:: DATA IN THIS EXERCISE

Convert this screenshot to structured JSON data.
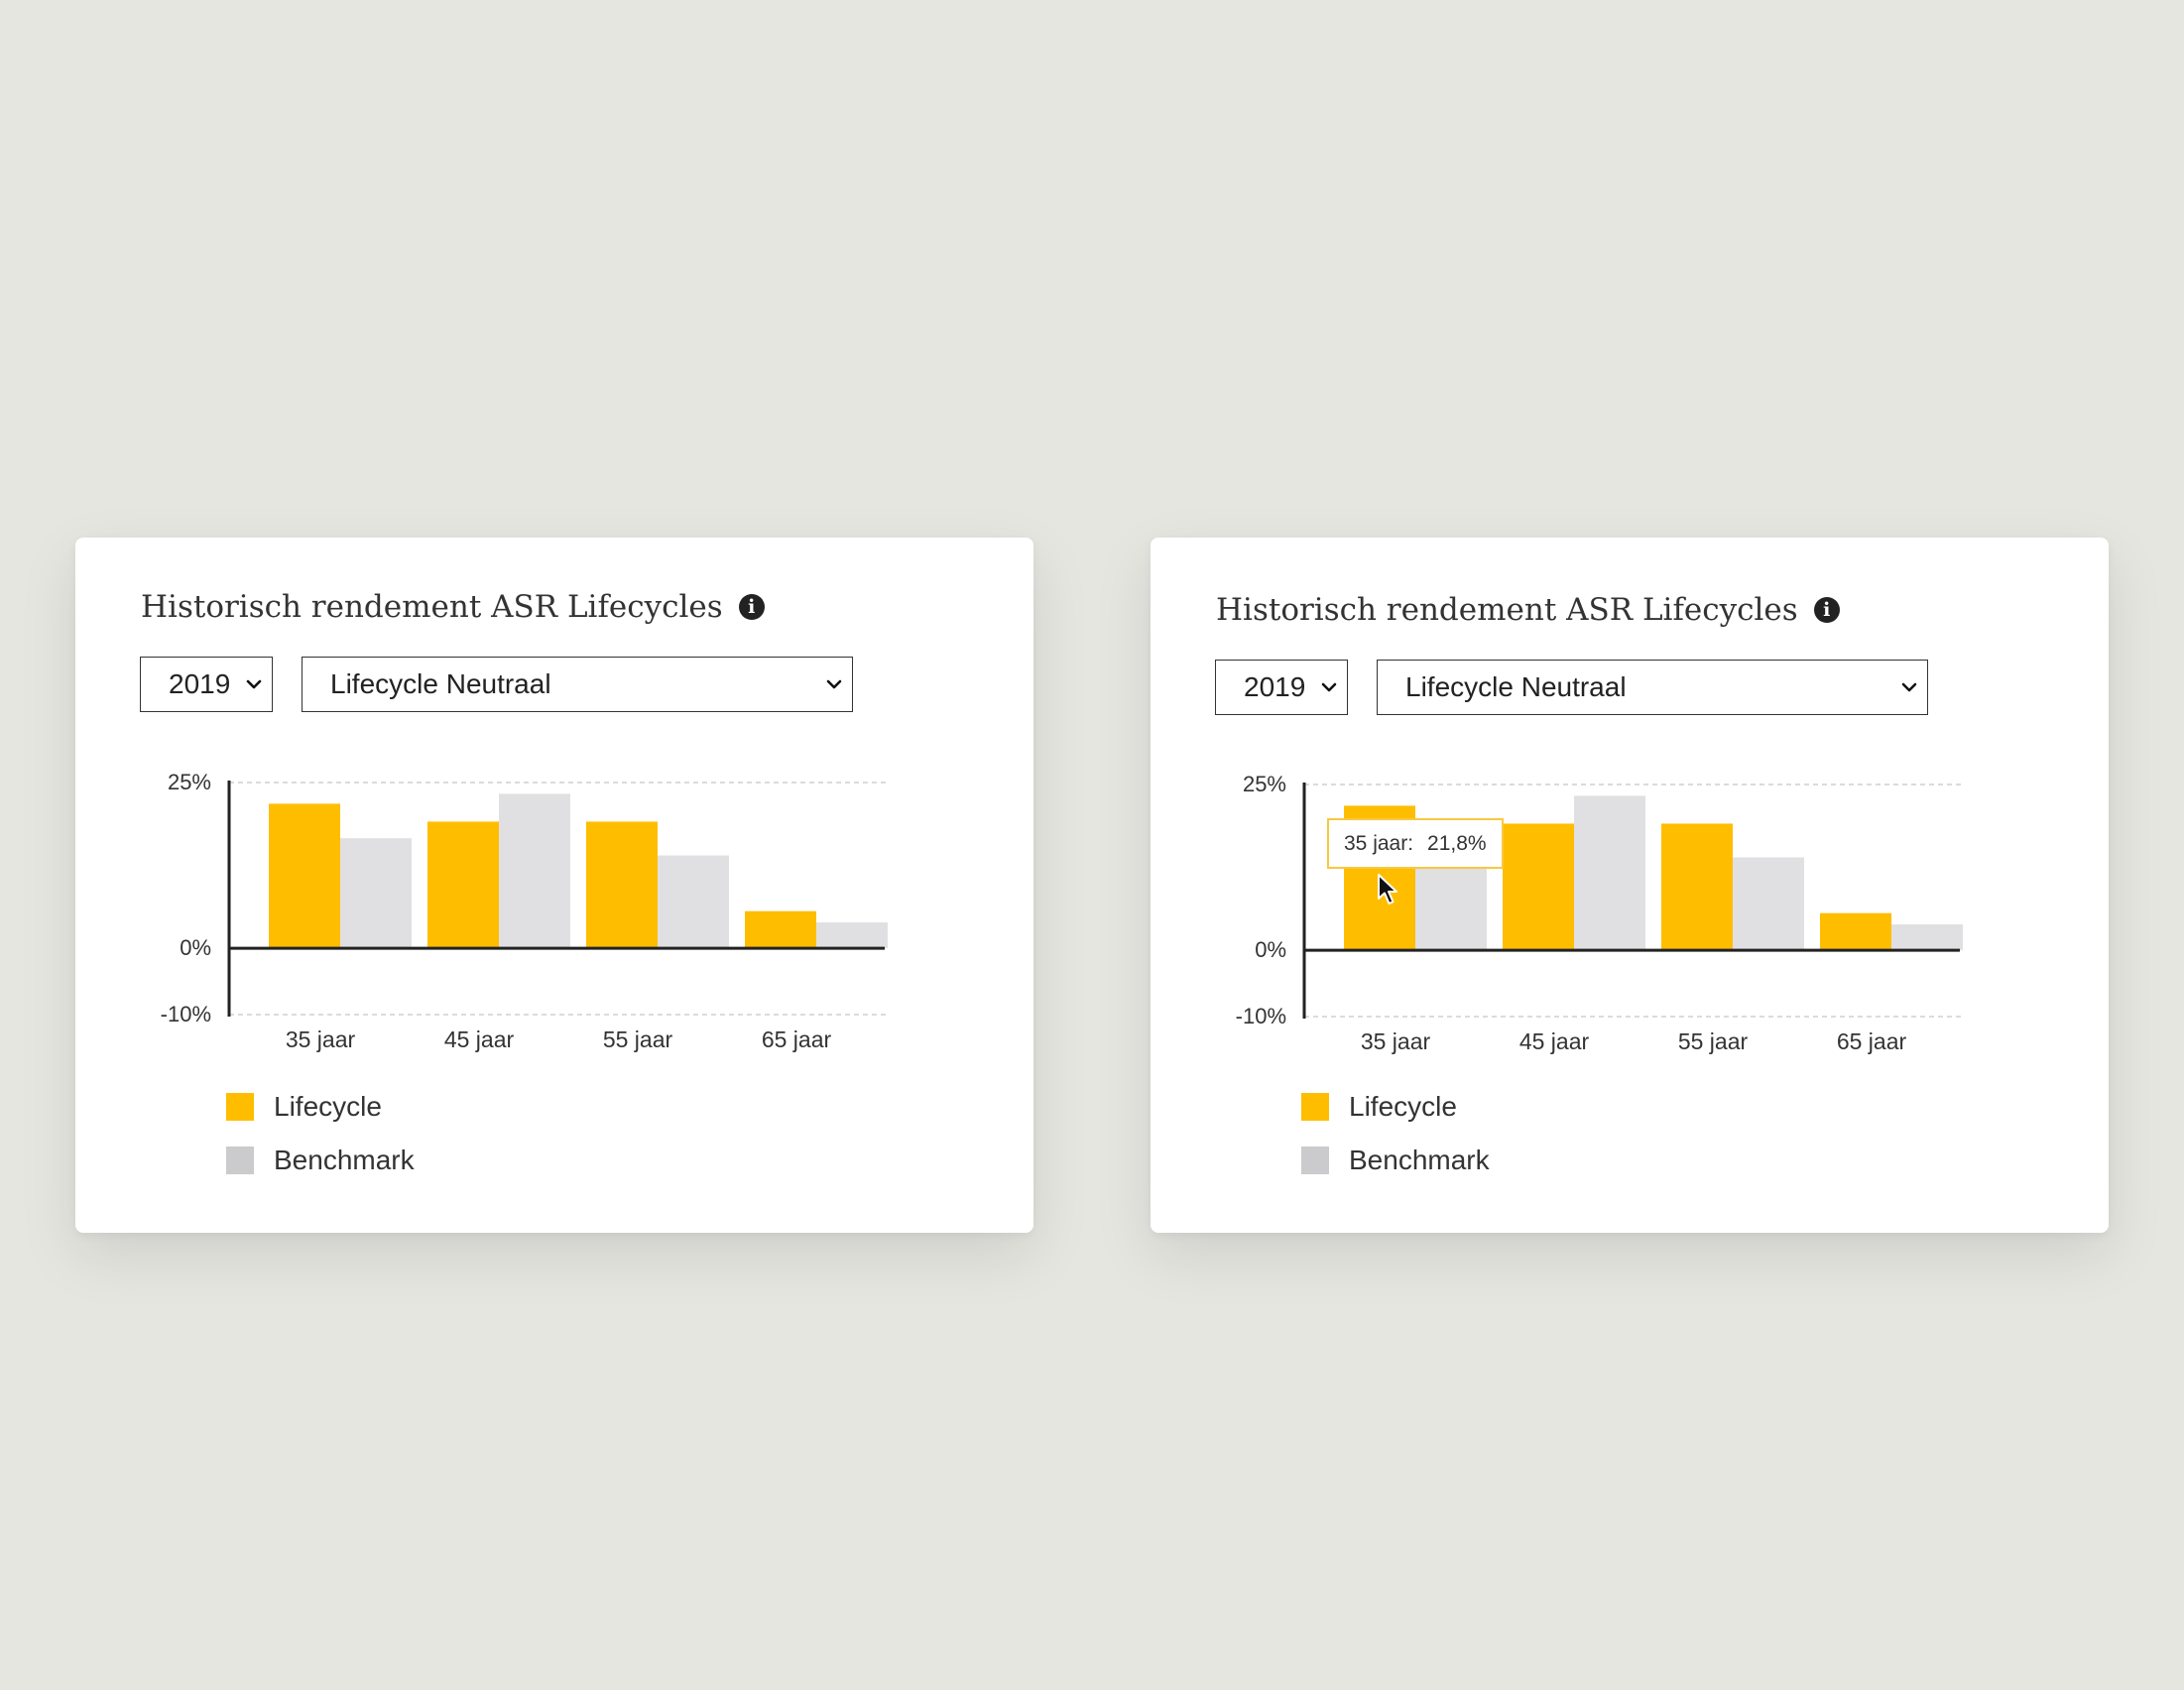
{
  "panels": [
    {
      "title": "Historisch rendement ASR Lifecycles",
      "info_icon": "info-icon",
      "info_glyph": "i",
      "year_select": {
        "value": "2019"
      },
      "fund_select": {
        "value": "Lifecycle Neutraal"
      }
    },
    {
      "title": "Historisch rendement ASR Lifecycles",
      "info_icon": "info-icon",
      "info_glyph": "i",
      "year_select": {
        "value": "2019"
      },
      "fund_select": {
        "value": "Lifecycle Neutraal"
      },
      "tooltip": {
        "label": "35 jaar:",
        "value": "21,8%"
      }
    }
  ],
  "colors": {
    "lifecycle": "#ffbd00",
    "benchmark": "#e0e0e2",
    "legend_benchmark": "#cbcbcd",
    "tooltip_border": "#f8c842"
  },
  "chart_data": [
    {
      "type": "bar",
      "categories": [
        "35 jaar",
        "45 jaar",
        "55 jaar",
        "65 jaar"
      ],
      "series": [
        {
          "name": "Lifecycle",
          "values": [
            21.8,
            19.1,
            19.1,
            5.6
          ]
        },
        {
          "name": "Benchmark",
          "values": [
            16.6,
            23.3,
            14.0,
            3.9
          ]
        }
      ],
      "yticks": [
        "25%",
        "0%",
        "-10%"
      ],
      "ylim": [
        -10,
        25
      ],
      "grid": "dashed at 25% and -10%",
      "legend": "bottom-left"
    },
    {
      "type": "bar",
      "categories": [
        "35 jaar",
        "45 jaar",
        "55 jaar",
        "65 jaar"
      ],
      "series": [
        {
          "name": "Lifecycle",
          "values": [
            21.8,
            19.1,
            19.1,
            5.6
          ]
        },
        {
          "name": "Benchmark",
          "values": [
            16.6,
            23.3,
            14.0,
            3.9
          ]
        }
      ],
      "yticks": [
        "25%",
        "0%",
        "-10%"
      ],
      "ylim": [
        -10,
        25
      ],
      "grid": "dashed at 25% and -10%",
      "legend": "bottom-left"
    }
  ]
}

::::

TASK TO CARRY OUT »
Without the pictures, restate all of the entries above verbatim.

REPLY TO THE EXERCISE »
Convert this screenshot to structured JSON data.
{
  "panels": [
    {
      "title": "Historisch rendement ASR Lifecycles",
      "info_icon": "info-icon",
      "info_glyph": "i",
      "year_select": {
        "value": "2019"
      },
      "fund_select": {
        "value": "Lifecycle Neutraal"
      }
    },
    {
      "title": "Historisch rendement ASR Lifecycles",
      "info_icon": "info-icon",
      "info_glyph": "i",
      "year_select": {
        "value": "2019"
      },
      "fund_select": {
        "value": "Lifecycle Neutraal"
      },
      "tooltip": {
        "label": "35 jaar:",
        "value": "21,8%"
      }
    }
  ],
  "colors": {
    "lifecycle": "#ffbd00",
    "benchmark": "#e0e0e2",
    "legend_benchmark": "#cbcbcd",
    "tooltip_border": "#f8c842"
  },
  "chart_data": [
    {
      "type": "bar",
      "categories": [
        "35 jaar",
        "45 jaar",
        "55 jaar",
        "65 jaar"
      ],
      "series": [
        {
          "name": "Lifecycle",
          "values": [
            21.8,
            19.1,
            19.1,
            5.6
          ]
        },
        {
          "name": "Benchmark",
          "values": [
            16.6,
            23.3,
            14.0,
            3.9
          ]
        }
      ],
      "yticks": [
        "25%",
        "0%",
        "-10%"
      ],
      "ylim": [
        -10,
        25
      ],
      "grid": "dashed at 25% and -10%",
      "legend": "bottom-left"
    },
    {
      "type": "bar",
      "categories": [
        "35 jaar",
        "45 jaar",
        "55 jaar",
        "65 jaar"
      ],
      "series": [
        {
          "name": "Lifecycle",
          "values": [
            21.8,
            19.1,
            19.1,
            5.6
          ]
        },
        {
          "name": "Benchmark",
          "values": [
            16.6,
            23.3,
            14.0,
            3.9
          ]
        }
      ],
      "yticks": [
        "25%",
        "0%",
        "-10%"
      ],
      "ylim": [
        -10,
        25
      ],
      "grid": "dashed at 25% and -10%",
      "legend": "bottom-left"
    }
  ]
}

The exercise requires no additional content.